--- start ---
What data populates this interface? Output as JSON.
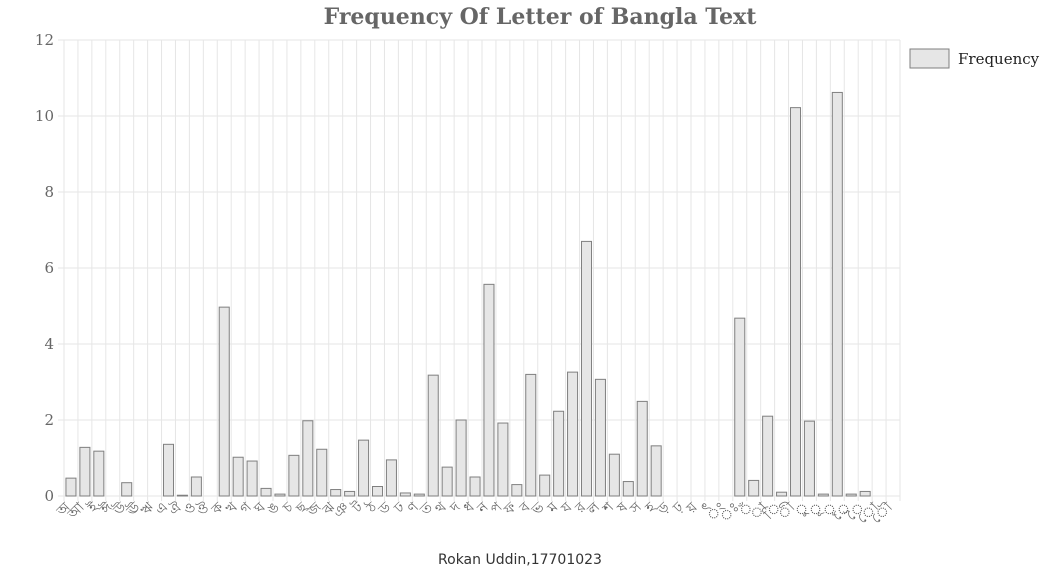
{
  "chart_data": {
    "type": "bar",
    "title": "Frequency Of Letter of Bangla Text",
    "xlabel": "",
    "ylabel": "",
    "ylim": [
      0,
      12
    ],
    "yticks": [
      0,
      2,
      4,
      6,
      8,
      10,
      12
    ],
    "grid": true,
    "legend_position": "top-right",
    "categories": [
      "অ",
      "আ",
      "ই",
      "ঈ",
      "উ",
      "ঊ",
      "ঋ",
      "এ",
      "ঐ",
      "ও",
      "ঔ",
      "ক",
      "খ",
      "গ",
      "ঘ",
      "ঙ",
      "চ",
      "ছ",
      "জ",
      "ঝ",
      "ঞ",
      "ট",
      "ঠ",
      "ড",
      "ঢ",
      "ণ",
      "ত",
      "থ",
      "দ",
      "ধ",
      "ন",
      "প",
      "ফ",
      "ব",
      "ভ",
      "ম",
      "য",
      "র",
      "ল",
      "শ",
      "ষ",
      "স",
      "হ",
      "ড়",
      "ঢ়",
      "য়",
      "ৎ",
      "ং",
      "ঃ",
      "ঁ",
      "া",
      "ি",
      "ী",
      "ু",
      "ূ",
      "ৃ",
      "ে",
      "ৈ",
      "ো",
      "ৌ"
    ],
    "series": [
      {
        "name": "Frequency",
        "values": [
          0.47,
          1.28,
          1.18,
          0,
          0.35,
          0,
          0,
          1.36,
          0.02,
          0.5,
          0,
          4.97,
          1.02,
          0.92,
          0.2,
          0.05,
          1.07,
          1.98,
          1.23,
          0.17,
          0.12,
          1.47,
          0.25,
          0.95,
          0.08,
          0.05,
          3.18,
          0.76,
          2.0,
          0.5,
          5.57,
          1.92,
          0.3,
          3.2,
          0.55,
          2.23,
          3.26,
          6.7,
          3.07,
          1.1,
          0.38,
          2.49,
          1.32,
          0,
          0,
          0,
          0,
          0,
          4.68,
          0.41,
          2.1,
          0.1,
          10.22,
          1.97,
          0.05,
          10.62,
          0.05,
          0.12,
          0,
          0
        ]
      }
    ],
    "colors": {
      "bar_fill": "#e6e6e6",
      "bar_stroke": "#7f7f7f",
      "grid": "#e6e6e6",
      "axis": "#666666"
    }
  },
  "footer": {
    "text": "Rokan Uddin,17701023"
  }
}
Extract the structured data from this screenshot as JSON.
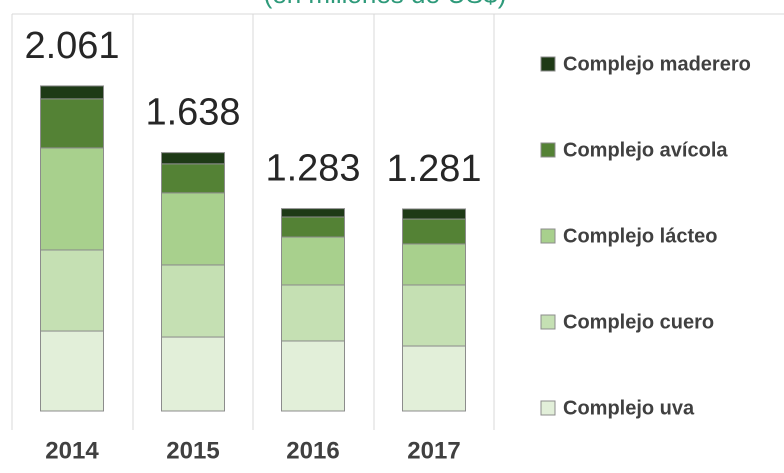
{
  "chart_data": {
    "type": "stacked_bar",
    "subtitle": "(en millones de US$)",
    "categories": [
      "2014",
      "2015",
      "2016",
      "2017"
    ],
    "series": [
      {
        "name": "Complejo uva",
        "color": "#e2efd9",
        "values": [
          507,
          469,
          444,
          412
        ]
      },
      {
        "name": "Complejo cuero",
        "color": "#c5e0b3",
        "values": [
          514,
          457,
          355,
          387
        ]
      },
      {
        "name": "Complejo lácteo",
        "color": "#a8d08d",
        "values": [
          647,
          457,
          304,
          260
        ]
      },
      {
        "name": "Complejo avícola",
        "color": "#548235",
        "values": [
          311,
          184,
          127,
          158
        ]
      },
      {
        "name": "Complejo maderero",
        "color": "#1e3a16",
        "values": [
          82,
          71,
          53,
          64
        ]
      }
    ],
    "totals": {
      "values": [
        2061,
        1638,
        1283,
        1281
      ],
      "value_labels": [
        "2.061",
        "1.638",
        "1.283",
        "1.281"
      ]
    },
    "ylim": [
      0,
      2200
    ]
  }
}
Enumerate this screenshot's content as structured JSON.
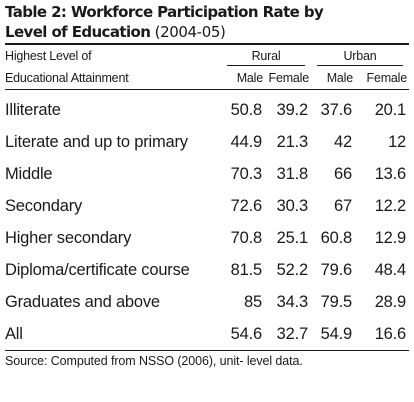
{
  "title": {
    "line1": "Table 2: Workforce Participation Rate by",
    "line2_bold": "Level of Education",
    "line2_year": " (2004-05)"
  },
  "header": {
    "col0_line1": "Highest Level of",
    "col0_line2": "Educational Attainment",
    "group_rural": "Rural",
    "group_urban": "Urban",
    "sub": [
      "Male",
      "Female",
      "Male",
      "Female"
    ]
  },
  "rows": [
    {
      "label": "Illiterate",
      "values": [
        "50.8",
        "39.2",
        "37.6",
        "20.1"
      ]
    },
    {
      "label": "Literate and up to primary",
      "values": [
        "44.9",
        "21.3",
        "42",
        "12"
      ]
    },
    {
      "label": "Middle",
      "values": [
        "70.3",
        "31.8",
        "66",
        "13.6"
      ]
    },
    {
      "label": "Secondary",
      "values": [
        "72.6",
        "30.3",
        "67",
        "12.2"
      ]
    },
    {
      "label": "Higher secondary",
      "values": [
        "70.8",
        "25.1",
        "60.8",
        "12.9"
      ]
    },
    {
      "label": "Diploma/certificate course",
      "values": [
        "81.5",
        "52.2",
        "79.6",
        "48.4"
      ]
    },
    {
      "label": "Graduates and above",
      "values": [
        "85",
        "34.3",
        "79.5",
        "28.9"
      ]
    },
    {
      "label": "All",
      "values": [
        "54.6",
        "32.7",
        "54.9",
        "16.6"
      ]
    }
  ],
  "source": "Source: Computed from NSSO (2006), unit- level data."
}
--- end ---
All records must be output exactly as they are, except for the pictures, which are left out.

What data populates this interface? Output as JSON.
{
  "chart_data": {
    "type": "bar",
    "title": "Frequency Of Letter of Bangla Text",
    "xlabel": "",
    "ylabel": "",
    "ylim": [
      0,
      12
    ],
    "yticks": [
      0,
      2,
      4,
      6,
      8,
      10,
      12
    ],
    "grid": true,
    "legend_position": "top-right",
    "categories": [
      "অ",
      "আ",
      "ই",
      "ঈ",
      "উ",
      "ঊ",
      "ঋ",
      "এ",
      "ঐ",
      "ও",
      "ঔ",
      "ক",
      "খ",
      "গ",
      "ঘ",
      "ঙ",
      "চ",
      "ছ",
      "জ",
      "ঝ",
      "ঞ",
      "ট",
      "ঠ",
      "ড",
      "ঢ",
      "ণ",
      "ত",
      "থ",
      "দ",
      "ধ",
      "ন",
      "প",
      "ফ",
      "ব",
      "ভ",
      "ম",
      "য",
      "র",
      "ল",
      "শ",
      "ষ",
      "স",
      "হ",
      "ড়",
      "ঢ়",
      "য়",
      "ৎ",
      "ং",
      "ঃ",
      "ঁ",
      "া",
      "ি",
      "ী",
      "ু",
      "ূ",
      "ৃ",
      "ে",
      "ৈ",
      "ো",
      "ৌ"
    ],
    "series": [
      {
        "name": "Frequency",
        "values": [
          0.47,
          1.28,
          1.18,
          0,
          0.35,
          0,
          0,
          1.36,
          0.02,
          0.5,
          0,
          4.97,
          1.02,
          0.92,
          0.2,
          0.05,
          1.07,
          1.98,
          1.23,
          0.17,
          0.12,
          1.47,
          0.25,
          0.95,
          0.08,
          0.05,
          3.18,
          0.76,
          2.0,
          0.5,
          5.57,
          1.92,
          0.3,
          3.2,
          0.55,
          2.23,
          3.26,
          6.7,
          3.07,
          1.1,
          0.38,
          2.49,
          1.32,
          0,
          0,
          0,
          0,
          0,
          4.68,
          0.41,
          2.1,
          0.1,
          10.22,
          1.97,
          0.05,
          10.62,
          0.05,
          0.12,
          0,
          0
        ]
      }
    ],
    "colors": {
      "bar_fill": "#e6e6e6",
      "bar_stroke": "#7f7f7f",
      "grid": "#e6e6e6",
      "axis": "#666666"
    }
  },
  "footer": {
    "text": "Rokan Uddin,17701023"
  }
}
Extract the structured data from this screenshot as JSON.
{
  "chart_data": {
    "type": "stacked_bar",
    "subtitle": "(en millones de US$)",
    "categories": [
      "2014",
      "2015",
      "2016",
      "2017"
    ],
    "series": [
      {
        "name": "Complejo uva",
        "color": "#e2efd9",
        "values": [
          507,
          469,
          444,
          412
        ]
      },
      {
        "name": "Complejo cuero",
        "color": "#c5e0b3",
        "values": [
          514,
          457,
          355,
          387
        ]
      },
      {
        "name": "Complejo lácteo",
        "color": "#a8d08d",
        "values": [
          647,
          457,
          304,
          260
        ]
      },
      {
        "name": "Complejo avícola",
        "color": "#548235",
        "values": [
          311,
          184,
          127,
          158
        ]
      },
      {
        "name": "Complejo maderero",
        "color": "#1e3a16",
        "values": [
          82,
          71,
          53,
          64
        ]
      }
    ],
    "totals": {
      "values": [
        2061,
        1638,
        1283,
        1281
      ],
      "value_labels": [
        "2.061",
        "1.638",
        "1.283",
        "1.281"
      ]
    },
    "ylim": [
      0,
      2200
    ]
  }
}
Enumerate this screenshot's content as structured JSON.
{
  "title": {
    "line1": "Table 2: Workforce Participation Rate by",
    "line2_bold": "Level of Education",
    "line2_year": " (2004-05)"
  },
  "header": {
    "col0_line1": "Highest Level of",
    "col0_line2": "Educational Attainment",
    "group_rural": "Rural",
    "group_urban": "Urban",
    "sub": [
      "Male",
      "Female",
      "Male",
      "Female"
    ]
  },
  "rows": [
    {
      "label": "Illiterate",
      "values": [
        "50.8",
        "39.2",
        "37.6",
        "20.1"
      ]
    },
    {
      "label": "Literate and up to primary",
      "values": [
        "44.9",
        "21.3",
        "42",
        "12"
      ]
    },
    {
      "label": "Middle",
      "values": [
        "70.3",
        "31.8",
        "66",
        "13.6"
      ]
    },
    {
      "label": "Secondary",
      "values": [
        "72.6",
        "30.3",
        "67",
        "12.2"
      ]
    },
    {
      "label": "Higher secondary",
      "values": [
        "70.8",
        "25.1",
        "60.8",
        "12.9"
      ]
    },
    {
      "label": "Diploma/certificate course",
      "values": [
        "81.5",
        "52.2",
        "79.6",
        "48.4"
      ]
    },
    {
      "label": "Graduates and above",
      "values": [
        "85",
        "34.3",
        "79.5",
        "28.9"
      ]
    },
    {
      "label": "All",
      "values": [
        "54.6",
        "32.7",
        "54.9",
        "16.6"
      ]
    }
  ],
  "source": "Source: Computed from NSSO (2006), unit- level data."
}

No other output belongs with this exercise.